+++ Records supplied

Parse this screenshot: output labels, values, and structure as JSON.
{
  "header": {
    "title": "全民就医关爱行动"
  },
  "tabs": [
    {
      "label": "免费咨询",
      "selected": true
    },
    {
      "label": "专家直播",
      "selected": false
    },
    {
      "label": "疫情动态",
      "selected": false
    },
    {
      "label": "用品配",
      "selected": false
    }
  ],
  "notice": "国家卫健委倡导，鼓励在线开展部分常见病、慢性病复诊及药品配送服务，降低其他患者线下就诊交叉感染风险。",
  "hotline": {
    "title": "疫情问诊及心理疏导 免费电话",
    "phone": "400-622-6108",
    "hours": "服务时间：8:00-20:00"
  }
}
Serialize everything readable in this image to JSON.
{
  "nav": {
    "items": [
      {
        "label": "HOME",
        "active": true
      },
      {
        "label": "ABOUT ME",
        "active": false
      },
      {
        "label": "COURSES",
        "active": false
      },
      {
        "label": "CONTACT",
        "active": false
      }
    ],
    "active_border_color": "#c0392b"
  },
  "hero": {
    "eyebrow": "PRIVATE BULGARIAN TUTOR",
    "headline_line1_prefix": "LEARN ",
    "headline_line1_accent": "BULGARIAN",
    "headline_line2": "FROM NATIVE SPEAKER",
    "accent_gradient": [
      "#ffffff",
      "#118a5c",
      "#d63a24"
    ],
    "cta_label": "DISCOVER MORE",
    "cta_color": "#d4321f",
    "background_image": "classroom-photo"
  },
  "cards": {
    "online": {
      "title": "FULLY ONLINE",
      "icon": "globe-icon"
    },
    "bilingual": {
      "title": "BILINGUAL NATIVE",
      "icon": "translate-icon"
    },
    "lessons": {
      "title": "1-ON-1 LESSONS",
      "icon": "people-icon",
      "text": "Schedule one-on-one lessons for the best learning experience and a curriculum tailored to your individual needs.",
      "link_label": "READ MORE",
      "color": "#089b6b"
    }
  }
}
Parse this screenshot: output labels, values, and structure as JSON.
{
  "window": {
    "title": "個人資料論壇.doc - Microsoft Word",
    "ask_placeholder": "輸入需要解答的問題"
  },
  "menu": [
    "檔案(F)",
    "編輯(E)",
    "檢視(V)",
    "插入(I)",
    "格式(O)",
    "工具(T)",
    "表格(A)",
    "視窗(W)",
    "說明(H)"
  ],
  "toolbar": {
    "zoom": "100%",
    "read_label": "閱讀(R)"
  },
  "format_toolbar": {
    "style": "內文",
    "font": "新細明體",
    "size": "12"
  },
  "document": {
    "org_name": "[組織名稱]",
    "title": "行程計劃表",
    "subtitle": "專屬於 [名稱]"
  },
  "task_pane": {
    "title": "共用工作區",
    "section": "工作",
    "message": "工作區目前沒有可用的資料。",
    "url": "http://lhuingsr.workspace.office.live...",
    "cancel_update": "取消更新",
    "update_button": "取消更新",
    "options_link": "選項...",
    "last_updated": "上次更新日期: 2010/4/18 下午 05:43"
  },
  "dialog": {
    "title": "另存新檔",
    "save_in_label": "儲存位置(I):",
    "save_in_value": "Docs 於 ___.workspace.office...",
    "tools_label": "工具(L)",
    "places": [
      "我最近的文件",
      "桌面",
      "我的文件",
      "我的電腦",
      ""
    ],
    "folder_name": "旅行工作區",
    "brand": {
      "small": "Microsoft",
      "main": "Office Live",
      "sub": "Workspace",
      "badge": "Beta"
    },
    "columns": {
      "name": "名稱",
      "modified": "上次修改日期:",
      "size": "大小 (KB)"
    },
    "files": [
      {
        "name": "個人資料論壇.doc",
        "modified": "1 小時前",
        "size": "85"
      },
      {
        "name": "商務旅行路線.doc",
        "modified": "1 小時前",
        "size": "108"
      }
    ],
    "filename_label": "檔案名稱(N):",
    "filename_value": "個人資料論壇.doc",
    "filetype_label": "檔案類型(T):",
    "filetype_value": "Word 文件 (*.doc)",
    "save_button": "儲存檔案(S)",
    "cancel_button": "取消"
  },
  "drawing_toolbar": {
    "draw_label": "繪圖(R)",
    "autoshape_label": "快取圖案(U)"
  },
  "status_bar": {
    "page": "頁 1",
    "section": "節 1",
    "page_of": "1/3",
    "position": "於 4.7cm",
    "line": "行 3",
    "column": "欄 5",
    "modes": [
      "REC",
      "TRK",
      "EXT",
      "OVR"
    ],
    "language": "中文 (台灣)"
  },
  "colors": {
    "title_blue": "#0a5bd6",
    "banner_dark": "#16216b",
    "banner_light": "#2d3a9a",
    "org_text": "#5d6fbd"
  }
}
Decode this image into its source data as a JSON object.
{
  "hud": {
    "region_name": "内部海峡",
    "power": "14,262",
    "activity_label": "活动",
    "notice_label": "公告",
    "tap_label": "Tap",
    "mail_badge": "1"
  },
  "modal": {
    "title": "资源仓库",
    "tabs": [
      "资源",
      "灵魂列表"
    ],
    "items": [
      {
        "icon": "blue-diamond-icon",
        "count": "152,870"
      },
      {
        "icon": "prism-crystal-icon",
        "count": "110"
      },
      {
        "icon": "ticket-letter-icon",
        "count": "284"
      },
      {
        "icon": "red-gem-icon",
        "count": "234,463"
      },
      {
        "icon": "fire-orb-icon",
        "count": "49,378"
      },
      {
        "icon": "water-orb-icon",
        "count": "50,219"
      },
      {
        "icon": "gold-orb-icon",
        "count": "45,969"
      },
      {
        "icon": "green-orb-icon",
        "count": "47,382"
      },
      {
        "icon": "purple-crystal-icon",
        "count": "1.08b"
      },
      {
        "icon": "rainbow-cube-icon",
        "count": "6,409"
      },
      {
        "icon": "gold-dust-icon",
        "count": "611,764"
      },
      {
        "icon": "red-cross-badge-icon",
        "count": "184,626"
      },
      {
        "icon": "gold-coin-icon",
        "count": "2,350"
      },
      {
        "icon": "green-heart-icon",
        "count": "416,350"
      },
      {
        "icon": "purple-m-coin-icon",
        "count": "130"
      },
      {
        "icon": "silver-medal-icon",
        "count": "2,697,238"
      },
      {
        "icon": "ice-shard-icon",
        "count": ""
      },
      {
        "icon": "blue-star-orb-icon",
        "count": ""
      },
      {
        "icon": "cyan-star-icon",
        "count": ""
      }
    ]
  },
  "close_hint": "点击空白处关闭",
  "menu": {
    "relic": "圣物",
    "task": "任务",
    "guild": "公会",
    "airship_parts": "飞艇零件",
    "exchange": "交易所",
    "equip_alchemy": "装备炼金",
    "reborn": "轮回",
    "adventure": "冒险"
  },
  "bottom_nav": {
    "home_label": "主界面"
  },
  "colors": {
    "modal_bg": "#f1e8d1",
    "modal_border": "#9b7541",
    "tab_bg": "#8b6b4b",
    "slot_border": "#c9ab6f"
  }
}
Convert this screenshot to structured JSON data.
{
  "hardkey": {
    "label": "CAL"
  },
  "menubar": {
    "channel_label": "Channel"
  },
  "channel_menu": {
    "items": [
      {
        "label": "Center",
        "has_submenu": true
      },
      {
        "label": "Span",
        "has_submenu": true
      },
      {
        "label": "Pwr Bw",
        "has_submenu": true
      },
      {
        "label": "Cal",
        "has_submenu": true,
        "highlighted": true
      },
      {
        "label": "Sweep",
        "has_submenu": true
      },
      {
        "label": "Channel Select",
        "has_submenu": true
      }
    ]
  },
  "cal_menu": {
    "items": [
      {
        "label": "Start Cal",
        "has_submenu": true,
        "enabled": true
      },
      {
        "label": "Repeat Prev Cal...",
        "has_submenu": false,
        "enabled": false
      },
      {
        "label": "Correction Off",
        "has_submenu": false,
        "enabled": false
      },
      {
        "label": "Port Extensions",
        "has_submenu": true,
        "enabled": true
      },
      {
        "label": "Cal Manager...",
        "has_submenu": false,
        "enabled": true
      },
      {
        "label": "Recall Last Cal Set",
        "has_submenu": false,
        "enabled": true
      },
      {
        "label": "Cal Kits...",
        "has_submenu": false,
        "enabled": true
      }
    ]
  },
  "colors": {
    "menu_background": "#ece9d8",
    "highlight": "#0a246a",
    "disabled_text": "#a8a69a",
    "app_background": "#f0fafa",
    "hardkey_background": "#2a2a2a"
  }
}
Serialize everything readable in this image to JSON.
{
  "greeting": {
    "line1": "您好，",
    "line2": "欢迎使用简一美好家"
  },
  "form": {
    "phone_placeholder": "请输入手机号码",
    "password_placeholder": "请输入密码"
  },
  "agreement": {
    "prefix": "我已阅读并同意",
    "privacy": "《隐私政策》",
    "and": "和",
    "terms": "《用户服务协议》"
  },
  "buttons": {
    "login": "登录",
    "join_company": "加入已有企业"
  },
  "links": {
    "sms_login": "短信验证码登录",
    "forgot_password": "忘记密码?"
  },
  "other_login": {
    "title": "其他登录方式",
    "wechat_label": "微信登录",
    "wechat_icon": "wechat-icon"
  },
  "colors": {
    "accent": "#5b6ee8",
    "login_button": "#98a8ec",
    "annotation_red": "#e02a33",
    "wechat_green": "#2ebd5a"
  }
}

++++++

Exercise - Scan the material above and determine how many lines include the word "Microsoft"; report only the number.

Answer for this exercise - 2